• PROBLEM TO SOLVE
Within the records below, find each line that holds the string "datasets", then copy it.

Records from a collection
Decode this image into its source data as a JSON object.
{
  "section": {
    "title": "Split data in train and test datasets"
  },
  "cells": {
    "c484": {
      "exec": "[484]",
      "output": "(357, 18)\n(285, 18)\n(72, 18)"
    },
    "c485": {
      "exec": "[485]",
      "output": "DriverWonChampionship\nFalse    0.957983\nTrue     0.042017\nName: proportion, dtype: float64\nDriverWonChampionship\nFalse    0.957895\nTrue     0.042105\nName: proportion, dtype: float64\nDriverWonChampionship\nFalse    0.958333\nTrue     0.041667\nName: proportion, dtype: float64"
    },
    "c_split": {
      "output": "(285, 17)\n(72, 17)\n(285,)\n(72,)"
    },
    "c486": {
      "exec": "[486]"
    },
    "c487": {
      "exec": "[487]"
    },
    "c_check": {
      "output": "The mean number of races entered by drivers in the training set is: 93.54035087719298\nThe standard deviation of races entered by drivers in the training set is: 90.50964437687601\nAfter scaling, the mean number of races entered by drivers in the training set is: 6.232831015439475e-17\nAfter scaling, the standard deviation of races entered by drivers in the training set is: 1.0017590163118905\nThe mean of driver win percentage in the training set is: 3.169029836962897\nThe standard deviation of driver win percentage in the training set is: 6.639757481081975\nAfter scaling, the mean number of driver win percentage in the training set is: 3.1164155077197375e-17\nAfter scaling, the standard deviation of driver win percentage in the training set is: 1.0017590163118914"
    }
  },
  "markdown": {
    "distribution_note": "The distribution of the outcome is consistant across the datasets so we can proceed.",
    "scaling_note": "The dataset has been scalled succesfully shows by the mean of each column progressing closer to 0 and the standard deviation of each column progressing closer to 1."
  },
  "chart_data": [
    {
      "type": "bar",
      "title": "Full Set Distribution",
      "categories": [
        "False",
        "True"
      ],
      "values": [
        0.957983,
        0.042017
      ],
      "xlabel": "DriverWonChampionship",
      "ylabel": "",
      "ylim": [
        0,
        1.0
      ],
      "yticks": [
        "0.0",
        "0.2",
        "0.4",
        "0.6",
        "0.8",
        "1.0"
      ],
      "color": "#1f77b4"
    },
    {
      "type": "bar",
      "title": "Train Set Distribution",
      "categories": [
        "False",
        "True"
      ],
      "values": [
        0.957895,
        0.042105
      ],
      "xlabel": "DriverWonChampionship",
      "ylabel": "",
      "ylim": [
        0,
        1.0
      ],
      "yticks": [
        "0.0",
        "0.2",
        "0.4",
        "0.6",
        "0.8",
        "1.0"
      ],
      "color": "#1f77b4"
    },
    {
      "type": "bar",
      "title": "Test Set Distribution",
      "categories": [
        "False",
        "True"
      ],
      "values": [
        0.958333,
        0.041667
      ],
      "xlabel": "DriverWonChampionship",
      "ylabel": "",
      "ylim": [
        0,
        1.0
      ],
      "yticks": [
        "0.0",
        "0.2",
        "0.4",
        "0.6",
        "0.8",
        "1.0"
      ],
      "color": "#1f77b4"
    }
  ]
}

• RESPONSE TO THIS EXERCISE
    "title": "Split data in train and test datasets"
    "distribution_note": "The distribution of the outcome is consistant across the datasets so we can proceed.",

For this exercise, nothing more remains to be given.